List each line holding the string "tegishli".

===== RECORDS TO PROCESS

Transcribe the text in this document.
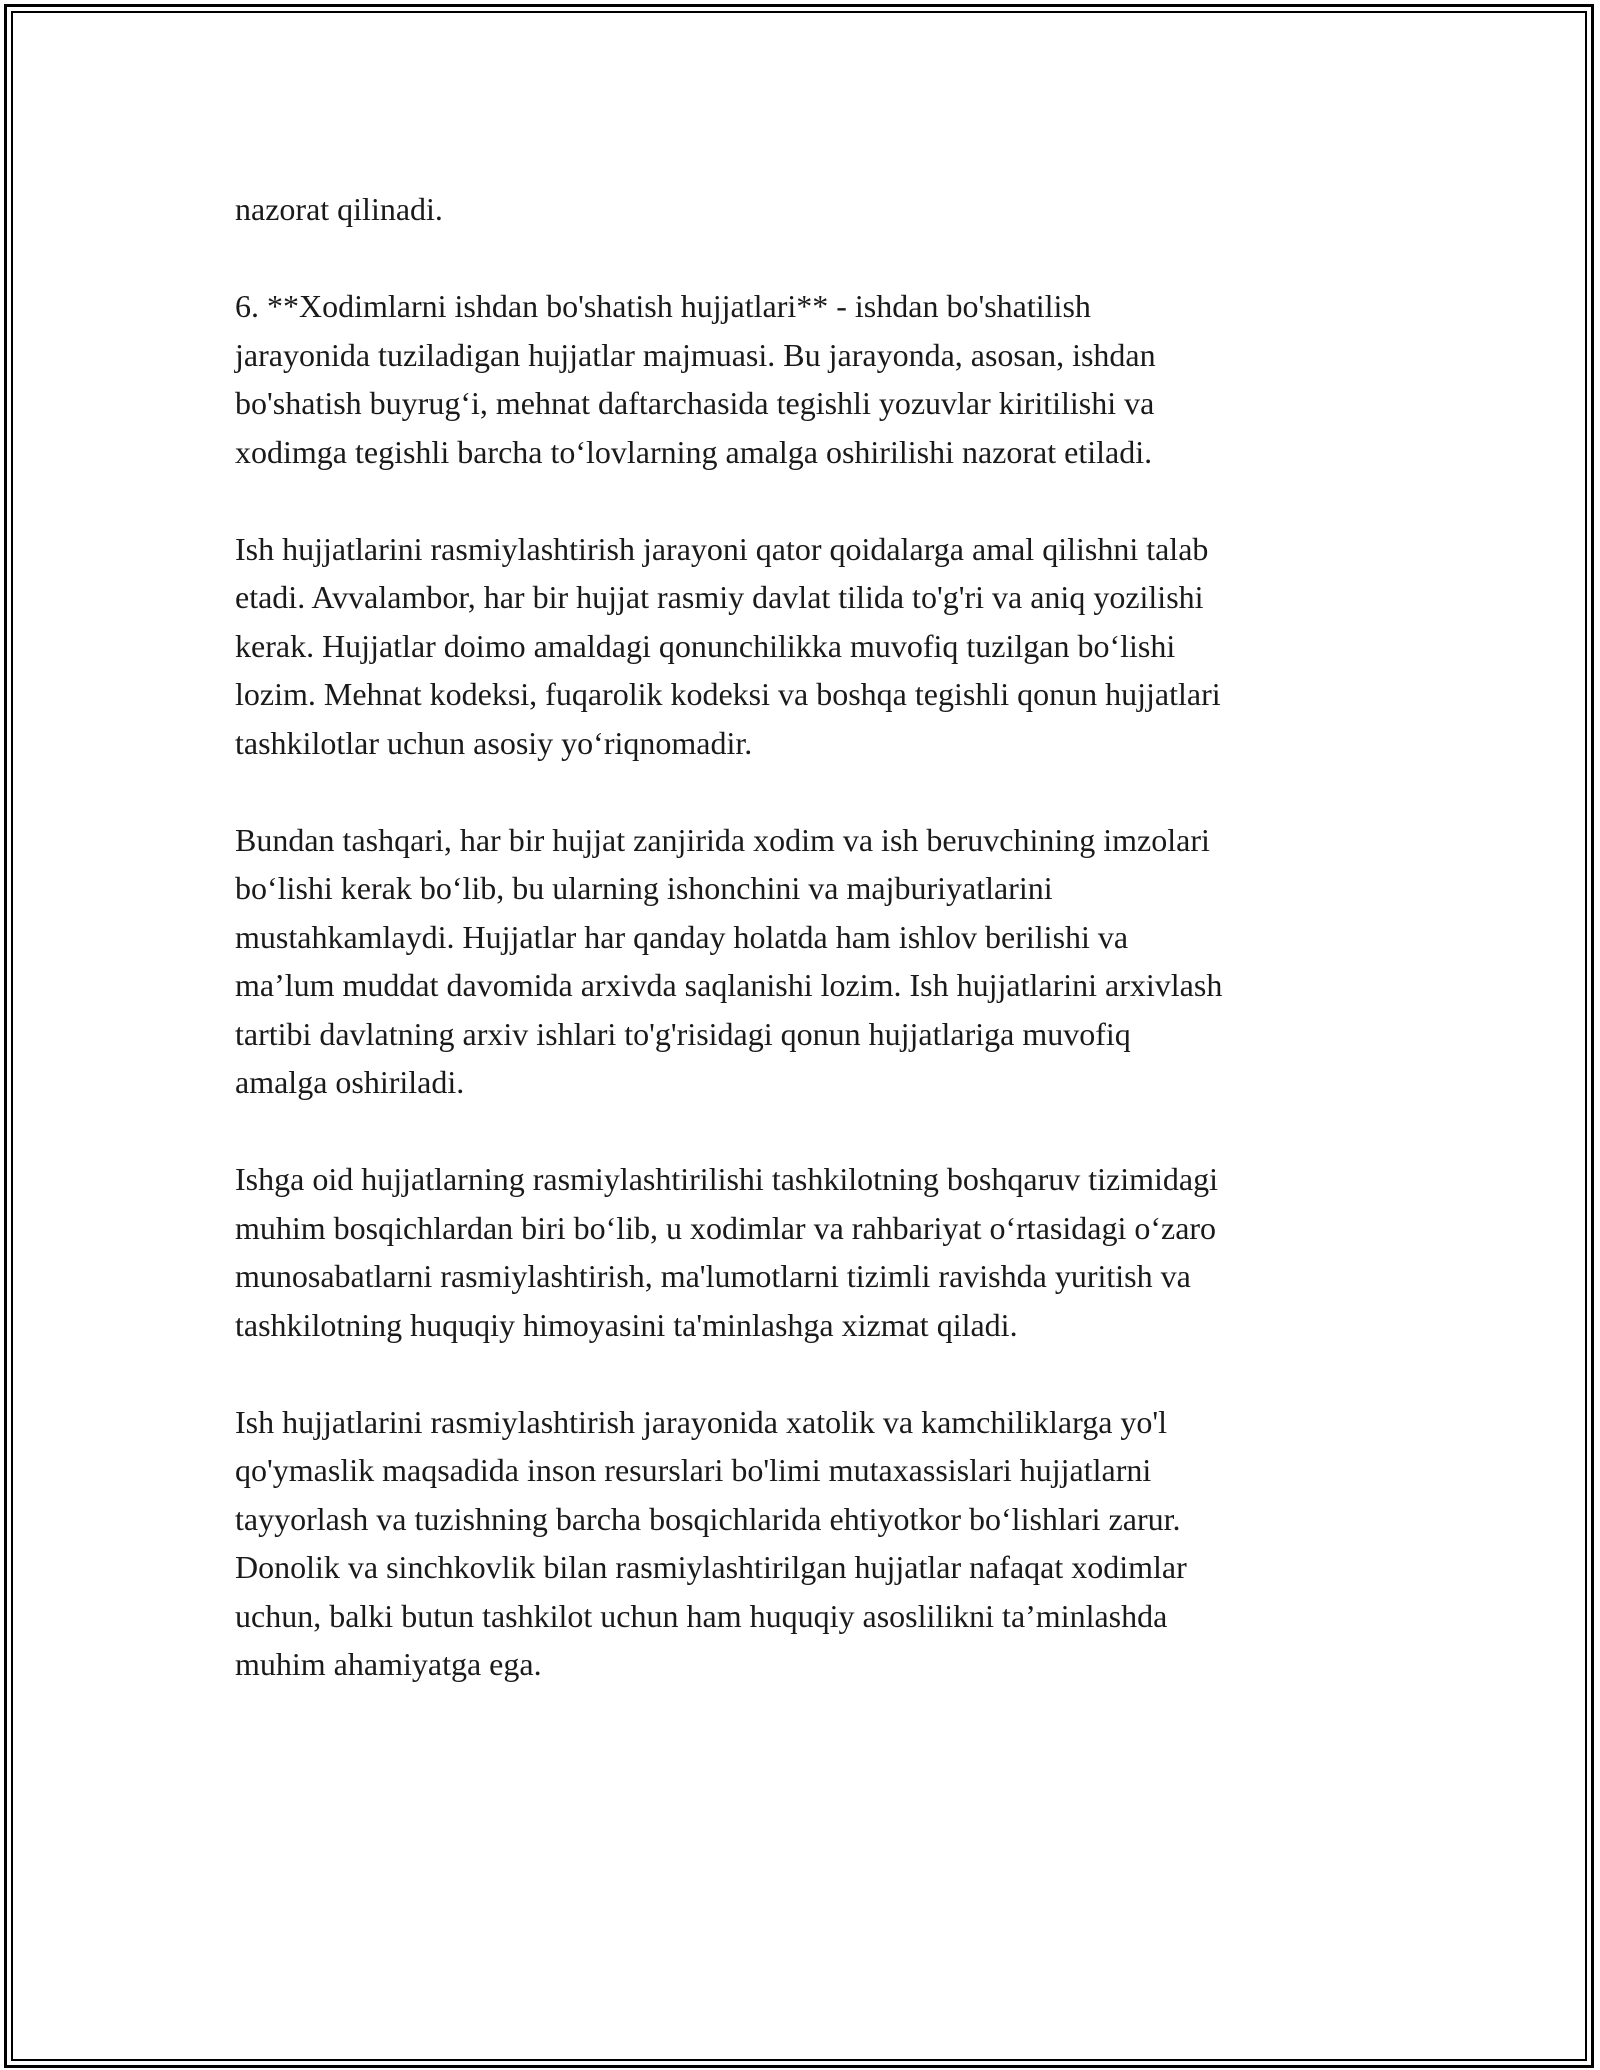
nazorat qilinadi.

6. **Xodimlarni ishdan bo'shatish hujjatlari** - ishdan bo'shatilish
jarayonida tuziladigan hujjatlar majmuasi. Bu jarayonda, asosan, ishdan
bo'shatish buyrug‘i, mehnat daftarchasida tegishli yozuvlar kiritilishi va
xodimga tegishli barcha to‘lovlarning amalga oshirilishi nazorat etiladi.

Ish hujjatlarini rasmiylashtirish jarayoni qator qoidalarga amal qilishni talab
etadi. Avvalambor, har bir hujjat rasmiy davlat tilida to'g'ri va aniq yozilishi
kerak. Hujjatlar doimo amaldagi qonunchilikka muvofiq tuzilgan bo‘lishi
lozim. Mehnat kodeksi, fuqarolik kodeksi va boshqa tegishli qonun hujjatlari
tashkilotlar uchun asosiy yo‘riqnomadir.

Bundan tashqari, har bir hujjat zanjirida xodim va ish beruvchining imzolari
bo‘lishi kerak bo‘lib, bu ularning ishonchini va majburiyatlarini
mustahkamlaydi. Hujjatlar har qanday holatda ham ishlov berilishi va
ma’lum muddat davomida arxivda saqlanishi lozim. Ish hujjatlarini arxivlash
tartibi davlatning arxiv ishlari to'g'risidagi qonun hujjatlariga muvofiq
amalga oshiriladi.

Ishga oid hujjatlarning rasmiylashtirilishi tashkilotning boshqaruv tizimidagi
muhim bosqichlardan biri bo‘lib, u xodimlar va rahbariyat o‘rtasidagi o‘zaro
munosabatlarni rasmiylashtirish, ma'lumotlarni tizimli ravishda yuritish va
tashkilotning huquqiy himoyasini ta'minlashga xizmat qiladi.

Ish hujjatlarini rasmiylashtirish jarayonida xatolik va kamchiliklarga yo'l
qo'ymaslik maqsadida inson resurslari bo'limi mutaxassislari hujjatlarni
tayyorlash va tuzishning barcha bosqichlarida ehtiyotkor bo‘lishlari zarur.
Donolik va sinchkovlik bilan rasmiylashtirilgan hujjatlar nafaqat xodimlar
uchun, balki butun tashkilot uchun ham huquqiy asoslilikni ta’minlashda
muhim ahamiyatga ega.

==========
===== RECORDS TO PROCESS

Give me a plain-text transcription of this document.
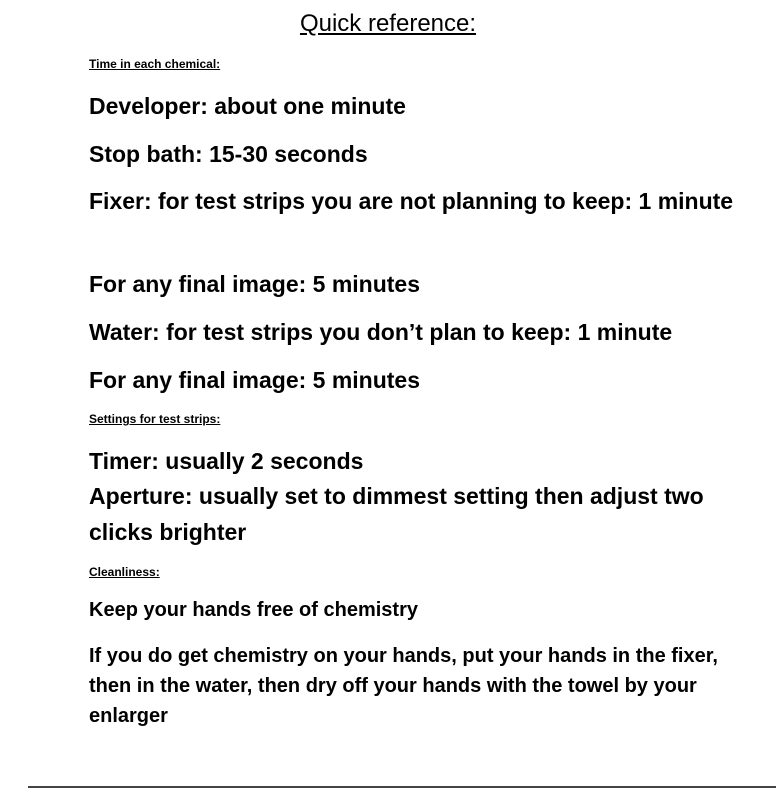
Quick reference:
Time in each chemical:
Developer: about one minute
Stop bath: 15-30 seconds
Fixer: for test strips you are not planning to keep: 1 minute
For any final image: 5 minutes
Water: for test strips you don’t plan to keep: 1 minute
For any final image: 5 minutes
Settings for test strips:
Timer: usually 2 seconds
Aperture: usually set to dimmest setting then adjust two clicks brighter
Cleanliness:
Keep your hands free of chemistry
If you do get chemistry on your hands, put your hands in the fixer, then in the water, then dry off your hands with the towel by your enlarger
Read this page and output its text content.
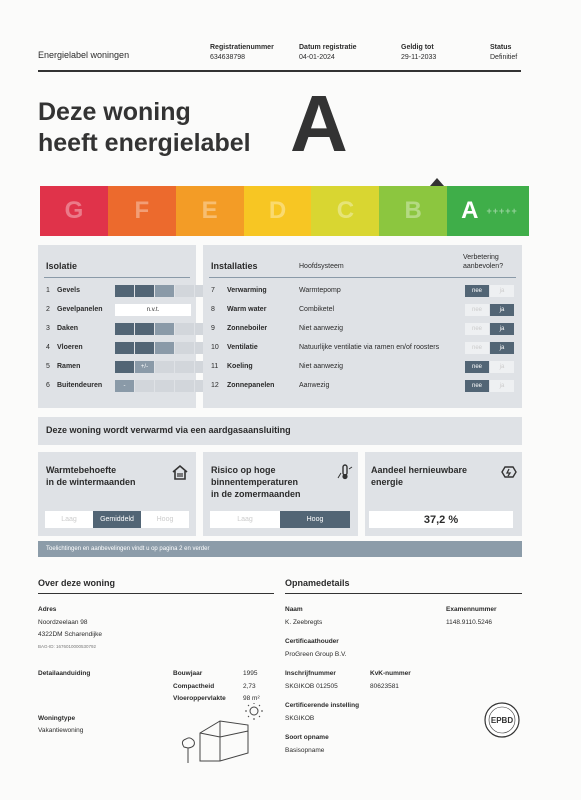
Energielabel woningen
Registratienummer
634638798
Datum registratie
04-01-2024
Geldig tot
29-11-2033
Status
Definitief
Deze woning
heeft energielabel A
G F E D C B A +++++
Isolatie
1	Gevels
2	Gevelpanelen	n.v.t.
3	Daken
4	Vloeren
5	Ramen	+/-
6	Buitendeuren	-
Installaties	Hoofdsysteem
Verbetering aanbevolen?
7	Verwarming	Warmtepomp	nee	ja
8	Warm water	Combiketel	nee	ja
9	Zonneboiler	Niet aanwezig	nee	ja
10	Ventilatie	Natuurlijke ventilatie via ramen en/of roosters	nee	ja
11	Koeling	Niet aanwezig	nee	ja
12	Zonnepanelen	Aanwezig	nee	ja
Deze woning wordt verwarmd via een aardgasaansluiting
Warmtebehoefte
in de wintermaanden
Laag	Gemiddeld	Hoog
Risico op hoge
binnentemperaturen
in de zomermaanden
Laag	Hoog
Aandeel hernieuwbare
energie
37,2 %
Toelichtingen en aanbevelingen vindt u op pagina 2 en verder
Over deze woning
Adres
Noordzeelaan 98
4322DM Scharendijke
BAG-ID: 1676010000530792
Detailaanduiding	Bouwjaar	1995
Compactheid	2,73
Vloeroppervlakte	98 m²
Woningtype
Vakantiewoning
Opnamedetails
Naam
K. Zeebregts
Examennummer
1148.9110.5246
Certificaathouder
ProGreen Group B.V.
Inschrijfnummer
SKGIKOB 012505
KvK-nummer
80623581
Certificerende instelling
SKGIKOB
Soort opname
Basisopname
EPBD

==========
===== RECORDS TO PROCESS

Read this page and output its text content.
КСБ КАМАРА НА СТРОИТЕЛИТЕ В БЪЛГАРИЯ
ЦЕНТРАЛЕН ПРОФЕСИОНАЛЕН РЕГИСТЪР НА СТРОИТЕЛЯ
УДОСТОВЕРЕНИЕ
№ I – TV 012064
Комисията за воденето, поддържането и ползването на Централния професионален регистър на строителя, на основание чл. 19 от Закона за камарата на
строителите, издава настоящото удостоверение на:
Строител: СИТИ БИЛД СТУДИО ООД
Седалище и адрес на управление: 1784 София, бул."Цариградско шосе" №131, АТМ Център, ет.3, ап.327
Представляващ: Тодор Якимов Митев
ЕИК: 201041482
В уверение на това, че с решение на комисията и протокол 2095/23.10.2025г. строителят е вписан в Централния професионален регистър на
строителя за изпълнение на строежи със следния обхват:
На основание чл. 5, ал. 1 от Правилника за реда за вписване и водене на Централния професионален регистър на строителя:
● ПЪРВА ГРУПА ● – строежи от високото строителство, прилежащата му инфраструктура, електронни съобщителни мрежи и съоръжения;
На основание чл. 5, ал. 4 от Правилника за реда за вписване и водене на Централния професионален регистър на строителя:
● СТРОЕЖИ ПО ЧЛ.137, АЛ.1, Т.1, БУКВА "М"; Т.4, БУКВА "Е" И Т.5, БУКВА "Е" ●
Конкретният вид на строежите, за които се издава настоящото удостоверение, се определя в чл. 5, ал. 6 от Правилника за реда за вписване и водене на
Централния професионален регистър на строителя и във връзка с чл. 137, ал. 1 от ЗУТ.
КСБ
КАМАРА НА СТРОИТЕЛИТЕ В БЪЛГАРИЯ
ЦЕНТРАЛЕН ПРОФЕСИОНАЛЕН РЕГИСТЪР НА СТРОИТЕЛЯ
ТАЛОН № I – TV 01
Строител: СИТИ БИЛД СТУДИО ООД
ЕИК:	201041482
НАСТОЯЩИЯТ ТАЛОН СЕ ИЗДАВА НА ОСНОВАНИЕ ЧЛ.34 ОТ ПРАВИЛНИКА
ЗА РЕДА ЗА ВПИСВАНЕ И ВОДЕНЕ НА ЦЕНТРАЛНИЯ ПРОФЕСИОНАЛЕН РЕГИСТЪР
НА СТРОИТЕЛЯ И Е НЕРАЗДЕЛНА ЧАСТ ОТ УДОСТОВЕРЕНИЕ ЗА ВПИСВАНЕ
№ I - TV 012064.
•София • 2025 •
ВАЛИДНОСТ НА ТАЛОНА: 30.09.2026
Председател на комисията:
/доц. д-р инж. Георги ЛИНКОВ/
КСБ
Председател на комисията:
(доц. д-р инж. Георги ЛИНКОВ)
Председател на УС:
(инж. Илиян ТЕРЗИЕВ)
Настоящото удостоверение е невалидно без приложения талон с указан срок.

==========

■ **SOLUTION TO THIS EXERCISE**:
bo'shatish buyrug‘i, mehnat daftarchasida tegishli yozuvlar kiritilishi va
xodimga tegishli barcha to‘lovlarning amalga oshirilishi nazorat etiladi.
lozim. Mehnat kodeksi, fuqarolik kodeksi va boshqa tegishli qonun hujjatlari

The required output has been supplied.